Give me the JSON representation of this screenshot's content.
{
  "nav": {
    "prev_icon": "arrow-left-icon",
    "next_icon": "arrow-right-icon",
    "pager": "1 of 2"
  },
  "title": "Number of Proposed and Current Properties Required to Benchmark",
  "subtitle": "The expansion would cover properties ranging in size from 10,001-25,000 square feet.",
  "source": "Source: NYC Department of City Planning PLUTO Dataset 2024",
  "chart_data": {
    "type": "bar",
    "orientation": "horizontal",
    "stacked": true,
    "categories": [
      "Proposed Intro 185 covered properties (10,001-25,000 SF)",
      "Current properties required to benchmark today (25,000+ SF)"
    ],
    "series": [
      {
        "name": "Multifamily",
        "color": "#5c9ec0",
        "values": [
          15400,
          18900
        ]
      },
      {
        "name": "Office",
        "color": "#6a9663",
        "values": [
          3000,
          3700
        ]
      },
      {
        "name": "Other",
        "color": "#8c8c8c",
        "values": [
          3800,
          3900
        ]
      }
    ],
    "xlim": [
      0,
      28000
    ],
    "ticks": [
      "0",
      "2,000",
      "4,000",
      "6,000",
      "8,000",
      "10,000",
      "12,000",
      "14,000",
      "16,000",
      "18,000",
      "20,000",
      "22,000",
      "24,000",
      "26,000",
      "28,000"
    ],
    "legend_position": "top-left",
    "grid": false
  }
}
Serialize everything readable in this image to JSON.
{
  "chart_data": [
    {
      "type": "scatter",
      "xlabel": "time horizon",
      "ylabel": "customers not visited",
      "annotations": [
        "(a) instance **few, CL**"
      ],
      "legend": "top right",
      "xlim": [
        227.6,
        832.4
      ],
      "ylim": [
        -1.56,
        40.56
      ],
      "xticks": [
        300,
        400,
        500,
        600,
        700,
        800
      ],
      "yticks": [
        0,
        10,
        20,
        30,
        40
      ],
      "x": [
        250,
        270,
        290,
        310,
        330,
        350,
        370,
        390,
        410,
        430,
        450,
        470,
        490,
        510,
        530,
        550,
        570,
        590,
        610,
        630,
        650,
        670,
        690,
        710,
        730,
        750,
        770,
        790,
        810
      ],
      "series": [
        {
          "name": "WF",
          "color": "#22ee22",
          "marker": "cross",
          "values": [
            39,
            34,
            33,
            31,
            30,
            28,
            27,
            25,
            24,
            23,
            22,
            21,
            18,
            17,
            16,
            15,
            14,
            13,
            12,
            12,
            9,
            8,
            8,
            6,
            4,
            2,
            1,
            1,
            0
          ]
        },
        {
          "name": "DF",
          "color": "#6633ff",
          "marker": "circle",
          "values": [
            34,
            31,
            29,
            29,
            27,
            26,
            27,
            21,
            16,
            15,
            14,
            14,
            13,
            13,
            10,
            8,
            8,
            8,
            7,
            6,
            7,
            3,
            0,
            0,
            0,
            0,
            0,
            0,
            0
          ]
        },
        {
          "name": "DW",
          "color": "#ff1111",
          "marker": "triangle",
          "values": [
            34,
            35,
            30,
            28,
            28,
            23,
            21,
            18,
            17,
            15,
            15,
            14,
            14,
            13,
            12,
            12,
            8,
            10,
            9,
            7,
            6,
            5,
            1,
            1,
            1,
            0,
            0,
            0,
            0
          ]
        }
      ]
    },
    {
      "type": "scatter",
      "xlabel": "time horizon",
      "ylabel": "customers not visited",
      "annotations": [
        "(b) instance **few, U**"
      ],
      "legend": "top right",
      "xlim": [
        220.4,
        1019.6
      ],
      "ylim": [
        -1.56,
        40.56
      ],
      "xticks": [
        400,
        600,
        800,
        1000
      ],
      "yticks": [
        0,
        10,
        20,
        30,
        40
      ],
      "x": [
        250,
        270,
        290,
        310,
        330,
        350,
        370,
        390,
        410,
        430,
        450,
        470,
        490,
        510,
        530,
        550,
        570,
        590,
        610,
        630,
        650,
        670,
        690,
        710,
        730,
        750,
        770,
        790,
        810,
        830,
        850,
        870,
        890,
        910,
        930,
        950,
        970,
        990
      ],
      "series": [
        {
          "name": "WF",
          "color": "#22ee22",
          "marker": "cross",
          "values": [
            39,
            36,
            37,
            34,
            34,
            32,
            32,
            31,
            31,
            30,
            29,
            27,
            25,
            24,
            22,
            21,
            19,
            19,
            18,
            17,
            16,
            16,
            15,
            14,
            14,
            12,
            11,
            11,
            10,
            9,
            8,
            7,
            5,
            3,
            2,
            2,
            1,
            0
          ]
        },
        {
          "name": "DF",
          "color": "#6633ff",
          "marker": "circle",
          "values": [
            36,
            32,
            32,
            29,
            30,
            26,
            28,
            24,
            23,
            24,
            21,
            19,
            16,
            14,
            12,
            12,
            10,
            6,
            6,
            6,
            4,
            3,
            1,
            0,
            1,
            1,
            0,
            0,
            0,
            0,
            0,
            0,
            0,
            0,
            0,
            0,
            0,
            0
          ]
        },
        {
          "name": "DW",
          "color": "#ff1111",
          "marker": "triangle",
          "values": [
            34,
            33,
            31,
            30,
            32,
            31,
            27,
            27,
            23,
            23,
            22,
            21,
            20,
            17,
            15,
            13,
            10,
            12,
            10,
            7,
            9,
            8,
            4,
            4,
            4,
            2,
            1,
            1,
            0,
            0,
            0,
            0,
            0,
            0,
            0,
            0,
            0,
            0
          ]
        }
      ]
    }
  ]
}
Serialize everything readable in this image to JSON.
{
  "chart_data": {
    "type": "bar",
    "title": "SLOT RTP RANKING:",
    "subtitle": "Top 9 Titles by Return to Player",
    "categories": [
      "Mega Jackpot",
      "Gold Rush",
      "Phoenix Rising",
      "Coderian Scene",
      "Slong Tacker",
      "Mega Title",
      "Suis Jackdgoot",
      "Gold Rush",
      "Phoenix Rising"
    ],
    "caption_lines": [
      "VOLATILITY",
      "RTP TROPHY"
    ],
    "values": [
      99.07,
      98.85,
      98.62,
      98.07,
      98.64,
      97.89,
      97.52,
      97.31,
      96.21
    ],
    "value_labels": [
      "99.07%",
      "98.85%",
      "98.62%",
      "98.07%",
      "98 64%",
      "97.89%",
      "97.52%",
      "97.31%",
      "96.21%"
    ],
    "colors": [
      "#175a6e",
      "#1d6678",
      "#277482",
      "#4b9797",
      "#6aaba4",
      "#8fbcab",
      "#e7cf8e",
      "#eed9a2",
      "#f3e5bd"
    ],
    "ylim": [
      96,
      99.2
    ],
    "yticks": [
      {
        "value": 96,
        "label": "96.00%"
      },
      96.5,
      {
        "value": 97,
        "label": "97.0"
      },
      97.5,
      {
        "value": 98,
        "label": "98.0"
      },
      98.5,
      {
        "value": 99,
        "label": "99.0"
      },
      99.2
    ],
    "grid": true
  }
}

- - -

WHAT TO WORK ON: Repeat the data above exactly.

SOLUTION FOR THIS PROBLEM:
Give me the JSON representation of this screenshot's content.
{
  "nav": {
    "prev_icon": "arrow-left-icon",
    "next_icon": "arrow-right-icon",
    "pager": "1 of 2"
  },
  "title": "Number of Proposed and Current Properties Required to Benchmark",
  "subtitle": "The expansion would cover properties ranging in size from 10,001-25,000 square feet.",
  "source": "Source: NYC Department of City Planning PLUTO Dataset 2024",
  "chart_data": {
    "type": "bar",
    "orientation": "horizontal",
    "stacked": true,
    "categories": [
      "Proposed Intro 185 covered properties (10,001-25,000 SF)",
      "Current properties required to benchmark today (25,000+ SF)"
    ],
    "series": [
      {
        "name": "Multifamily",
        "color": "#5c9ec0",
        "values": [
          15400,
          18900
        ]
      },
      {
        "name": "Office",
        "color": "#6a9663",
        "values": [
          3000,
          3700
        ]
      },
      {
        "name": "Other",
        "color": "#8c8c8c",
        "values": [
          3800,
          3900
        ]
      }
    ],
    "xlim": [
      0,
      28000
    ],
    "ticks": [
      "0",
      "2,000",
      "4,000",
      "6,000",
      "8,000",
      "10,000",
      "12,000",
      "14,000",
      "16,000",
      "18,000",
      "20,000",
      "22,000",
      "24,000",
      "26,000",
      "28,000"
    ],
    "legend_position": "top-left",
    "grid": false
  }
}
Serialize everything readable in this image to JSON.
{
  "chart_data": [
    {
      "type": "scatter",
      "xlabel": "time horizon",
      "ylabel": "customers not visited",
      "annotations": [
        "(a) instance **few, CL**"
      ],
      "legend": "top right",
      "xlim": [
        227.6,
        832.4
      ],
      "ylim": [
        -1.56,
        40.56
      ],
      "xticks": [
        300,
        400,
        500,
        600,
        700,
        800
      ],
      "yticks": [
        0,
        10,
        20,
        30,
        40
      ],
      "x": [
        250,
        270,
        290,
        310,
        330,
        350,
        370,
        390,
        410,
        430,
        450,
        470,
        490,
        510,
        530,
        550,
        570,
        590,
        610,
        630,
        650,
        670,
        690,
        710,
        730,
        750,
        770,
        790,
        810
      ],
      "series": [
        {
          "name": "WF",
          "color": "#22ee22",
          "marker": "cross",
          "values": [
            39,
            34,
            33,
            31,
            30,
            28,
            27,
            25,
            24,
            23,
            22,
            21,
            18,
            17,
            16,
            15,
            14,
            13,
            12,
            12,
            9,
            8,
            8,
            6,
            4,
            2,
            1,
            1,
            0
          ]
        },
        {
          "name": "DF",
          "color": "#6633ff",
          "marker": "circle",
          "values": [
            34,
            31,
            29,
            29,
            27,
            26,
            27,
            21,
            16,
            15,
            14,
            14,
            13,
            13,
            10,
            8,
            8,
            8,
            7,
            6,
            7,
            3,
            0,
            0,
            0,
            0,
            0,
            0,
            0
          ]
        },
        {
          "name": "DW",
          "color": "#ff1111",
          "marker": "triangle",
          "values": [
            34,
            35,
            30,
            28,
            28,
            23,
            21,
            18,
            17,
            15,
            15,
            14,
            14,
            13,
            12,
            12,
            8,
            10,
            9,
            7,
            6,
            5,
            1,
            1,
            1,
            0,
            0,
            0,
            0
          ]
        }
      ]
    },
    {
      "type": "scatter",
      "xlabel": "time horizon",
      "ylabel": "customers not visited",
      "annotations": [
        "(b) instance **few, U**"
      ],
      "legend": "top right",
      "xlim": [
        220.4,
        1019.6
      ],
      "ylim": [
        -1.56,
        40.56
      ],
      "xticks": [
        400,
        600,
        800,
        1000
      ],
      "yticks": [
        0,
        10,
        20,
        30,
        40
      ],
      "x": [
        250,
        270,
        290,
        310,
        330,
        350,
        370,
        390,
        410,
        430,
        450,
        470,
        490,
        510,
        530,
        550,
        570,
        590,
        610,
        630,
        650,
        670,
        690,
        710,
        730,
        750,
        770,
        790,
        810,
        830,
        850,
        870,
        890,
        910,
        930,
        950,
        970,
        990
      ],
      "series": [
        {
          "name": "WF",
          "color": "#22ee22",
          "marker": "cross",
          "values": [
            39,
            36,
            37,
            34,
            34,
            32,
            32,
            31,
            31,
            30,
            29,
            27,
            25,
            24,
            22,
            21,
            19,
            19,
            18,
            17,
            16,
            16,
            15,
            14,
            14,
            12,
            11,
            11,
            10,
            9,
            8,
            7,
            5,
            3,
            2,
            2,
            1,
            0
          ]
        },
        {
          "name": "DF",
          "color": "#6633ff",
          "marker": "circle",
          "values": [
            36,
            32,
            32,
            29,
            30,
            26,
            28,
            24,
            23,
            24,
            21,
            19,
            16,
            14,
            12,
            12,
            10,
            6,
            6,
            6,
            4,
            3,
            1,
            0,
            1,
            1,
            0,
            0,
            0,
            0,
            0,
            0,
            0,
            0,
            0,
            0,
            0,
            0
          ]
        },
        {
          "name": "DW",
          "color": "#ff1111",
          "marker": "triangle",
          "values": [
            34,
            33,
            31,
            30,
            32,
            31,
            27,
            27,
            23,
            23,
            22,
            21,
            20,
            17,
            15,
            13,
            10,
            12,
            10,
            7,
            9,
            8,
            4,
            4,
            4,
            2,
            1,
            1,
            0,
            0,
            0,
            0,
            0,
            0,
            0,
            0,
            0,
            0
          ]
        }
      ]
    }
  ]
}
Serialize everything readable in this image to JSON.
{
  "chart_data": {
    "type": "bar",
    "title": "SLOT RTP RANKING:",
    "subtitle": "Top 9 Titles by Return to Player",
    "categories": [
      "Mega Jackpot",
      "Gold Rush",
      "Phoenix Rising",
      "Coderian Scene",
      "Slong Tacker",
      "Mega Title",
      "Suis Jackdgoot",
      "Gold Rush",
      "Phoenix Rising"
    ],
    "caption_lines": [
      "VOLATILITY",
      "RTP TROPHY"
    ],
    "values": [
      99.07,
      98.85,
      98.62,
      98.07,
      98.64,
      97.89,
      97.52,
      97.31,
      96.21
    ],
    "value_labels": [
      "99.07%",
      "98.85%",
      "98.62%",
      "98.07%",
      "98 64%",
      "97.89%",
      "97.52%",
      "97.31%",
      "96.21%"
    ],
    "colors": [
      "#175a6e",
      "#1d6678",
      "#277482",
      "#4b9797",
      "#6aaba4",
      "#8fbcab",
      "#e7cf8e",
      "#eed9a2",
      "#f3e5bd"
    ],
    "ylim": [
      96,
      99.2
    ],
    "yticks": [
      {
        "value": 96,
        "label": "96.00%"
      },
      96.5,
      {
        "value": 97,
        "label": "97.0"
      },
      97.5,
      {
        "value": 98,
        "label": "98.0"
      },
      98.5,
      {
        "value": 99,
        "label": "99.0"
      },
      99.2
    ],
    "grid": true
  }
}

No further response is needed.